------ LISTED ENTRIES ------

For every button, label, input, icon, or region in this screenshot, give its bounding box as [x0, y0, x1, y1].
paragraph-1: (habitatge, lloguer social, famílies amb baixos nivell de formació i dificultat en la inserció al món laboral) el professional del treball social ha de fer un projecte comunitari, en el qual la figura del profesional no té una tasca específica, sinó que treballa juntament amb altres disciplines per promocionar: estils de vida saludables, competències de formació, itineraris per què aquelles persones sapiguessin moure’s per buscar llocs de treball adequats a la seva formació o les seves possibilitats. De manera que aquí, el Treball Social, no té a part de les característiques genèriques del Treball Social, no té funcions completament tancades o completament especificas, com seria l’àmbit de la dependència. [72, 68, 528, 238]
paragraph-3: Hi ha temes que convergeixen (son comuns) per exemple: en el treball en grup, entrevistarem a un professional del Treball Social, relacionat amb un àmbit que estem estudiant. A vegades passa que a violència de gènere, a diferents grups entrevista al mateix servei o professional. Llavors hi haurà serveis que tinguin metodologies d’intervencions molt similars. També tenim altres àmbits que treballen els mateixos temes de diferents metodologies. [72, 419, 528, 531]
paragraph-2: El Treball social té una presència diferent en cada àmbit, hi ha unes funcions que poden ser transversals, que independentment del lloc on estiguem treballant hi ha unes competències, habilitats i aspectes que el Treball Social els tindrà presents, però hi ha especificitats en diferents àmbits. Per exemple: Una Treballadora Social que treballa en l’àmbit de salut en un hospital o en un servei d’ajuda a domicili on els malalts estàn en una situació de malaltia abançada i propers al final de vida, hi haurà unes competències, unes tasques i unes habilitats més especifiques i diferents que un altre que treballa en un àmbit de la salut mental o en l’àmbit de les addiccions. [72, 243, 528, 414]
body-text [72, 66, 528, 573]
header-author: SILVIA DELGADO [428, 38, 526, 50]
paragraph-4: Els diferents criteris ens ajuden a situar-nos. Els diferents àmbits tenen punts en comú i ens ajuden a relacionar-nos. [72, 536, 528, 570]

------

§ **OBJECTIVE**:
Please pull out every line above that contains the word "laboral". Case counts.

§ **ANSWER FOR THE TASK**:
paragraph-1: (habitatge, lloguer social, famílies amb baixos nivell de formació i dificultat en la inserció al món laboral) el professional del treball social ha de fer un projecte comunitari, en el qual la figura del profesional no té una tasca específica, sinó que treballa juntament amb altres disciplines per promocionar: estils de vida saludables, competències de formació, itineraris per què aquelles persones sapiguessin moure’s per buscar llocs de treball adequats a la seva formació o les seves possibilitats. De manera que aquí, el Treball Social, no té a part de les característiques genèriques del Treball Social, no té funcions completament tancades o completament especificas, com seria l’àmbit de la dependència. [72, 68, 528, 238]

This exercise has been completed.